The task
Reproduce all of the data exactly.

(A run of records)

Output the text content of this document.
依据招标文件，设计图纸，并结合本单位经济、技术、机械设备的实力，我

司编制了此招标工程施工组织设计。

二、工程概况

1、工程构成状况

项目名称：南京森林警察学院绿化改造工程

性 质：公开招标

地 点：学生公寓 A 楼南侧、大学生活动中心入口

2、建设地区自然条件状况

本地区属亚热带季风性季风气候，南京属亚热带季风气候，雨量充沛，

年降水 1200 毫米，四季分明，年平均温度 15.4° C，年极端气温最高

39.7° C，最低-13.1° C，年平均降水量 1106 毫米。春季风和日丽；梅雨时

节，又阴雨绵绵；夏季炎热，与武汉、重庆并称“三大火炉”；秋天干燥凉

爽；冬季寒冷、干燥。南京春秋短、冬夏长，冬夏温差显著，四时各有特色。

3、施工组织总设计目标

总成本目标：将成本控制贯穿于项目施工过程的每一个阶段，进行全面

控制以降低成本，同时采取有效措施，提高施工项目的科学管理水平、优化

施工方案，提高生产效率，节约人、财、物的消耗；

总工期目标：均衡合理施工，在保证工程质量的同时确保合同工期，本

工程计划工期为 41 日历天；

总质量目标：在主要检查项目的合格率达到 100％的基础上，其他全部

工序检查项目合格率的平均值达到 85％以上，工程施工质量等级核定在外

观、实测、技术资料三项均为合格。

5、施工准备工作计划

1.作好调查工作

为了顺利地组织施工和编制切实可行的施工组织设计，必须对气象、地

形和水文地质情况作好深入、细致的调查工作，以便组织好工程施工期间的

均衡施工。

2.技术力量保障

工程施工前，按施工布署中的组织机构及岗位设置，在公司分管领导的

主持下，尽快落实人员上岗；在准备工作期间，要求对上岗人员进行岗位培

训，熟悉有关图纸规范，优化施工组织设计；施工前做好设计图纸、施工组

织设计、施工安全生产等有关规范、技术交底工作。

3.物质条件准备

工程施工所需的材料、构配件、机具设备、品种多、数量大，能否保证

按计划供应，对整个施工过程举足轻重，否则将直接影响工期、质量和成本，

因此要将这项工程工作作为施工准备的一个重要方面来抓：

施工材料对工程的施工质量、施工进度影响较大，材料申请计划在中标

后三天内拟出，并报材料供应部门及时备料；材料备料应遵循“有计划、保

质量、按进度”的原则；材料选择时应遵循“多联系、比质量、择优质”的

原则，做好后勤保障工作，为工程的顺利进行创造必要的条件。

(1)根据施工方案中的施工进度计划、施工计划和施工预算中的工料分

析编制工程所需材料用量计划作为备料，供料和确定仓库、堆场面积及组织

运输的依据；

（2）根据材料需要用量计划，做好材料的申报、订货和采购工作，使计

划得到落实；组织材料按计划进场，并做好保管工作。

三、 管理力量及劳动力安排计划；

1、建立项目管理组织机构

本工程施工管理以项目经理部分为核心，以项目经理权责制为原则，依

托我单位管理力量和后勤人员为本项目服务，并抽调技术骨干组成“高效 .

Response to the task
Output the text content of this document.
依据招标文件，设计图纸，并结合本单位经济、技术、机械设备的实力，我

司编制了此招标工程施工组织设计。

二、工程概况

1、工程构成状况

项目名称：南京森林警察学院绿化改造工程

性 质：公开招标

地 点：学生公寓 A 楼南侧、大学生活动中心入口

2、建设地区自然条件状况

本地区属亚热带季风性季风气候，南京属亚热带季风气候，雨量充沛，

年降水 1200 毫米，四季分明，年平均温度 15.4° C，年极端气温最高

39.7° C，最低-13.1° C，年平均降水量 1106 毫米。春季风和日丽；梅雨时

节，又阴雨绵绵；夏季炎热，与武汉、重庆并称“三大火炉”；秋天干燥凉

爽；冬季寒冷、干燥。南京春秋短、冬夏长，冬夏温差显著，四时各有特色。

3、施工组织总设计目标

总成本目标：将成本控制贯穿于项目施工过程的每一个阶段，进行全面

控制以降低成本，同时采取有效措施，提高施工项目的科学管理水平、优化

施工方案，提高生产效率，节约人、财、物的消耗；

总工期目标：均衡合理施工，在保证工程质量的同时确保合同工期，本

工程计划工期为 41 日历天；

总质量目标：在主要检查项目的合格率达到 100％的基础上，其他全部

工序检查项目合格率的平均值达到 85％以上，工程施工质量等级核定在外

观、实测、技术资料三项均为合格。

5、施工准备工作计划

1.作好调查工作

为了顺利地组织施工和编制切实可行的施工组织设计，必须对气象、地

形和水文地质情况作好深入、细致的调查工作，以便组织好工程施工期间的

均衡施工。

2.技术力量保障

工程施工前，按施工布署中的组织机构及岗位设置，在公司分管领导的

主持下，尽快落实人员上岗；在准备工作期间，要求对上岗人员进行岗位培

训，熟悉有关图纸规范，优化施工组织设计；施工前做好设计图纸、施工组

织设计、施工安全生产等有关规范、技术交底工作。

3.物质条件准备

工程施工所需的材料、构配件、机具设备、品种多、数量大，能否保证

按计划供应，对整个施工过程举足轻重，否则将直接影响工期、质量和成本，

因此要将这项工程工作作为施工准备的一个重要方面来抓：

施工材料对工程的施工质量、施工进度影响较大，材料申请计划在中标

后三天内拟出，并报材料供应部门及时备料；材料备料应遵循“有计划、保

质量、按进度”的原则；材料选择时应遵循“多联系、比质量、择优质”的

原则，做好后勤保障工作，为工程的顺利进行创造必要的条件。

(1)根据施工方案中的施工进度计划、施工计划和施工预算中的工料分

析编制工程所需材料用量计划作为备料，供料和确定仓库、堆场面积及组织

运输的依据；

（2）根据材料需要用量计划，做好材料的申报、订货和采购工作，使计

划得到落实；组织材料按计划进场，并做好保管工作。

三、 管理力量及劳动力安排计划；

1、建立项目管理组织机构

本工程施工管理以项目经理部分为核心，以项目经理权责制为原则，依

托我单位管理力量和后勤人员为本项目服务，并抽调技术骨干组成“高效 .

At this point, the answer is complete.